§ **Provided records**
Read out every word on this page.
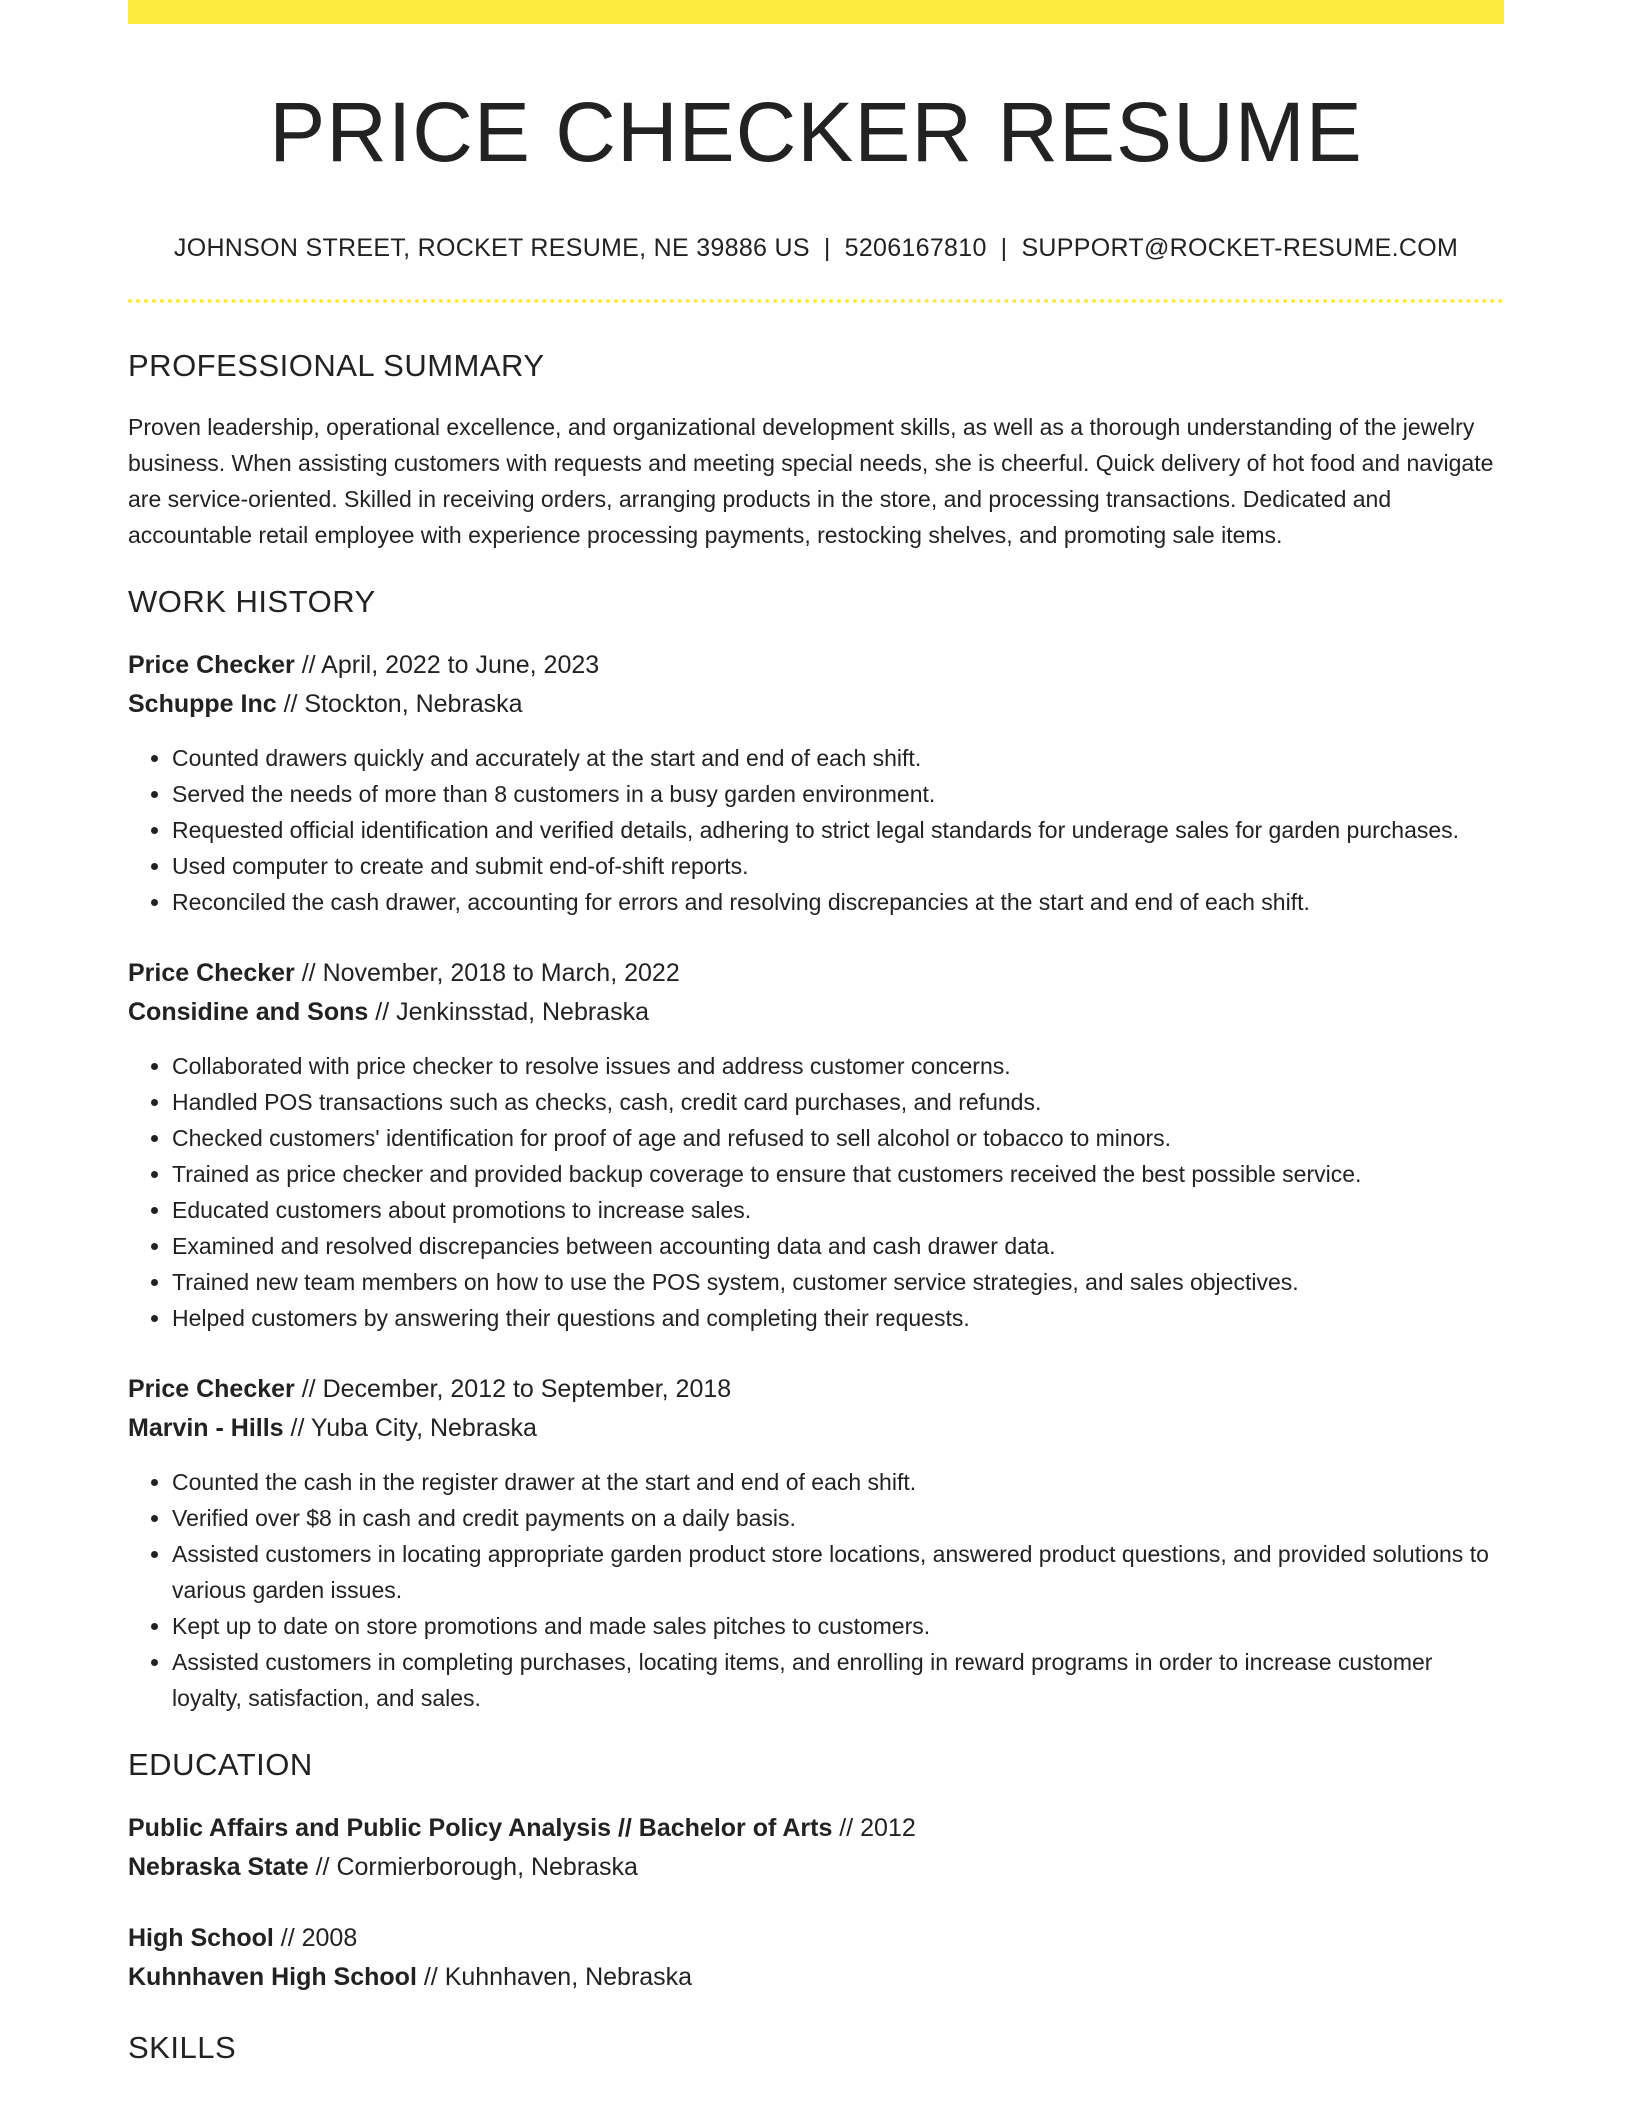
PRICE CHECKER RESUME
JOHNSON STREET, ROCKET RESUME, NE 39886 US | 5206167810 | SUPPORT@ROCKET-RESUME.COM
PROFESSIONAL SUMMARY
Proven leadership, operational excellence, and organizational development skills, as well as a thorough understanding of the jewelry business. When assisting customers with requests and meeting special needs, she is cheerful. Quick delivery of hot food and navigate are service-oriented. Skilled in receiving orders, arranging products in the store, and processing transactions. Dedicated and accountable retail employee with experience processing payments, restocking shelves, and promoting sale items.
WORK HISTORY
Price Checker // April, 2022 to June, 2023
Schuppe Inc // Stockton, Nebraska
• Counted drawers quickly and accurately at the start and end of each shift.
• Served the needs of more than 8 customers in a busy garden environment.
• Requested official identification and verified details, adhering to strict legal standards for underage sales for garden purchases.
• Used computer to create and submit end-of-shift reports.
• Reconciled the cash drawer, accounting for errors and resolving discrepancies at the start and end of each shift.
Price Checker // November, 2018 to March, 2022
Considine and Sons // Jenkinsstad, Nebraska
• Collaborated with price checker to resolve issues and address customer concerns.
• Handled POS transactions such as checks, cash, credit card purchases, and refunds.
• Checked customers' identification for proof of age and refused to sell alcohol or tobacco to minors.
• Trained as price checker and provided backup coverage to ensure that customers received the best possible service.
• Educated customers about promotions to increase sales.
• Examined and resolved discrepancies between accounting data and cash drawer data.
• Trained new team members on how to use the POS system, customer service strategies, and sales objectives.
• Helped customers by answering their questions and completing their requests.
Price Checker // December, 2012 to September, 2018
Marvin - Hills // Yuba City, Nebraska
• Counted the cash in the register drawer at the start and end of each shift.
• Verified over $8 in cash and credit payments on a daily basis.
• Assisted customers in locating appropriate garden product store locations, answered product questions, and provided solutions to various garden issues.
• Kept up to date on store promotions and made sales pitches to customers.
• Assisted customers in completing purchases, locating items, and enrolling in reward programs in order to increase customer loyalty, satisfaction, and sales.
EDUCATION
Public Affairs and Public Policy Analysis // Bachelor of Arts // 2012
Nebraska State // Cormierborough, Nebraska
High School // 2008
Kuhnhaven High School // Kuhnhaven, Nebraska
SKILLS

§ **Instructions to follow**
List the lines that contain the word "purchases".

§ **The response**
• Requested official identification and verified details, adhering to strict legal standards for underage sales for garden purchases.
• Handled POS transactions such as checks, cash, credit card purchases, and refunds.
• Assisted customers in completing purchases, locating items, and enrolling in reward programs in order to increase customer loyalty, satisfaction, and sales.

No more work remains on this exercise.